SELECTED TEXT: Begin

Multiple question are not allowed under 1 post. I will answer Q1.

a) Payback
Year Cash Flow (A) Cumulative Cash Flow(A) Cash Flow (B) Cumulative Cash Flow(B)
0 -364000 -364000 -52000 -52000
1 46000 -318000 25000 -27000
2 68000 -250000 22000 -5000
3 68000 -182000 21500 16500
4 458000 276000 17500 34000
Payback Period Project A = 3 + 182000/458000 3.40 years
Payback Period Project A = 2 + 5000/21500 2.23 years
b)
Profitability Index = Present Value of Future Cash Flows ÷ Initial Investment in the Project.
Year Cash Flow (A) PV @ 11% Present Value Cash Flow A Cash Flow (B) PV @ 11% Present Value Cash Flow B
1 46000 0.9009 $     41,441.44 25000 0.9009 $  22,522.52
2 68000 0.8116 $     55,190.33 22000 0.8116 $  17,855.69
3 68000 0.7312 $     49,721.01 21500 0.7312 $  15,720.61
4 458000 0.6587 $   301,698.79 17500 0.6587 $  11,527.79
Total $   448,051.57 $  67,626.62
PI (A) = $448051.57/364000 1.23
PI (B) = $67,626.62/52000 1.30
c)

SELECTED TEXT: End

> WHAT TO DO:
In the worked solution above, what profitability index is calculated for Project B?

RECORDED INFORMATION: Begin

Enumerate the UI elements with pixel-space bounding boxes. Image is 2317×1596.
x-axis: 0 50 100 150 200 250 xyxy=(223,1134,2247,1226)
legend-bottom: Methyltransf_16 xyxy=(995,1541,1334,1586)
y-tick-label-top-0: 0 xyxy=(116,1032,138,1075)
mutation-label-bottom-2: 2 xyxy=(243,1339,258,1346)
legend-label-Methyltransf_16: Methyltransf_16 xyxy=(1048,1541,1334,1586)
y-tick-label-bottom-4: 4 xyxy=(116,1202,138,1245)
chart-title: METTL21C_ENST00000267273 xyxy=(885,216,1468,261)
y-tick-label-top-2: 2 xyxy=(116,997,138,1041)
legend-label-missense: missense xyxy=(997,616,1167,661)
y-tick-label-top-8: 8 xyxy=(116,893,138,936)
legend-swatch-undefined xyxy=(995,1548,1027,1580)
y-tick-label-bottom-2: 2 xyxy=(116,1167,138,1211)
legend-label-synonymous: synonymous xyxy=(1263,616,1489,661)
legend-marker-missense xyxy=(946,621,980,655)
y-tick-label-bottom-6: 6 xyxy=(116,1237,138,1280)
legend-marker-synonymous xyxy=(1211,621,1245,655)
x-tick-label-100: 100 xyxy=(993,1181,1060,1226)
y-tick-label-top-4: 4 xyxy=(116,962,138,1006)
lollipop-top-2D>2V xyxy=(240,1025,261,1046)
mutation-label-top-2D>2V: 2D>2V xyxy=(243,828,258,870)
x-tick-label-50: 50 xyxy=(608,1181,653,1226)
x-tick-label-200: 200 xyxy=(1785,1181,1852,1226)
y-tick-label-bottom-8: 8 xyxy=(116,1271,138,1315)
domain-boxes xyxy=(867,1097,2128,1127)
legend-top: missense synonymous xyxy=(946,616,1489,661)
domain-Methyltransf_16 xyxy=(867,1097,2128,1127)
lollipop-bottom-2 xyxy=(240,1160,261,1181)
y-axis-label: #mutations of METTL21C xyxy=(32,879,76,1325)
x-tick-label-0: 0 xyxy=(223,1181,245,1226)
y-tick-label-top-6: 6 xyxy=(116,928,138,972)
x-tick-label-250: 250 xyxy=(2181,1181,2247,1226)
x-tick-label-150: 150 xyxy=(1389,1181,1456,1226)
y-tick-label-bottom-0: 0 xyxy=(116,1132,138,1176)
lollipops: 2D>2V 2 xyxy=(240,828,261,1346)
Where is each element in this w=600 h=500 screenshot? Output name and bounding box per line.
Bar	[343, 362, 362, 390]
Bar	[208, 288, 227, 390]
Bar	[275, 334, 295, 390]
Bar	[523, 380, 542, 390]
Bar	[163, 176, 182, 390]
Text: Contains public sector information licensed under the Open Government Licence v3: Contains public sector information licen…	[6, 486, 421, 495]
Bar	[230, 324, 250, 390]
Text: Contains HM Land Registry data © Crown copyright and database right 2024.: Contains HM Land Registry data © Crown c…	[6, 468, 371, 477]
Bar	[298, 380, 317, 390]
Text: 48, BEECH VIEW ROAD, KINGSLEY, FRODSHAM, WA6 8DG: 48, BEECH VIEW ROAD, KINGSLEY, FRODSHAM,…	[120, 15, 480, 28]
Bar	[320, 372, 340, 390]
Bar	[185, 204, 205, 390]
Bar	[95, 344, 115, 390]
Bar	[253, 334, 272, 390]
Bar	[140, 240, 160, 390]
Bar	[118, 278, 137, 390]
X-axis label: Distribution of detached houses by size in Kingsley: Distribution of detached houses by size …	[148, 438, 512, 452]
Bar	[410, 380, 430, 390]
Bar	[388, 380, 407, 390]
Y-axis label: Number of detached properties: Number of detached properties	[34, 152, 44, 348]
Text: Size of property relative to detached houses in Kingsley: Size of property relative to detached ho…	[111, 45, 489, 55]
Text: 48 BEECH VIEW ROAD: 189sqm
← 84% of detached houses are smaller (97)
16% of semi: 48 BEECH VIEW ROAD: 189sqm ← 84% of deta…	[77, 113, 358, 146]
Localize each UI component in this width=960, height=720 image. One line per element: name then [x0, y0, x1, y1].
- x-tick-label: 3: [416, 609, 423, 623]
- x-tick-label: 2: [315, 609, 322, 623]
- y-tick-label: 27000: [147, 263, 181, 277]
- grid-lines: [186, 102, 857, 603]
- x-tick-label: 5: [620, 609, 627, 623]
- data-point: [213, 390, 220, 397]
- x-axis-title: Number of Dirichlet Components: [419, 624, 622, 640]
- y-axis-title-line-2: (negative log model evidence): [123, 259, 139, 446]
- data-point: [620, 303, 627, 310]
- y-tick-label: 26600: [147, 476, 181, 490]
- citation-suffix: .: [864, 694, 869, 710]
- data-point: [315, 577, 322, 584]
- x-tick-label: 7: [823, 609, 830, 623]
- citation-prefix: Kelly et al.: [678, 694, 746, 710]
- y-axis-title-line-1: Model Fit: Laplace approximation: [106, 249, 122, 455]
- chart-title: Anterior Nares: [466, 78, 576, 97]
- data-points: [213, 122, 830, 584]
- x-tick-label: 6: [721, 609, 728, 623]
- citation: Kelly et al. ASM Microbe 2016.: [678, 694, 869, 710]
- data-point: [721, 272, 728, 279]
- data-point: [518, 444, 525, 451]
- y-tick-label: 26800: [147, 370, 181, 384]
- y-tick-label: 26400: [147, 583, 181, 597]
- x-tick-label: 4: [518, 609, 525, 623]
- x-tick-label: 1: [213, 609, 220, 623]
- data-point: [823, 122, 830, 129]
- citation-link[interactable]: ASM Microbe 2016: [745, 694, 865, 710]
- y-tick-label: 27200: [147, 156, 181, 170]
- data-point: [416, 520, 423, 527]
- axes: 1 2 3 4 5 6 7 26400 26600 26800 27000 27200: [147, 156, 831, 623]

RECORDED INFORMATION: End

> RESPONSE TO THIS EXERCISE:
1.30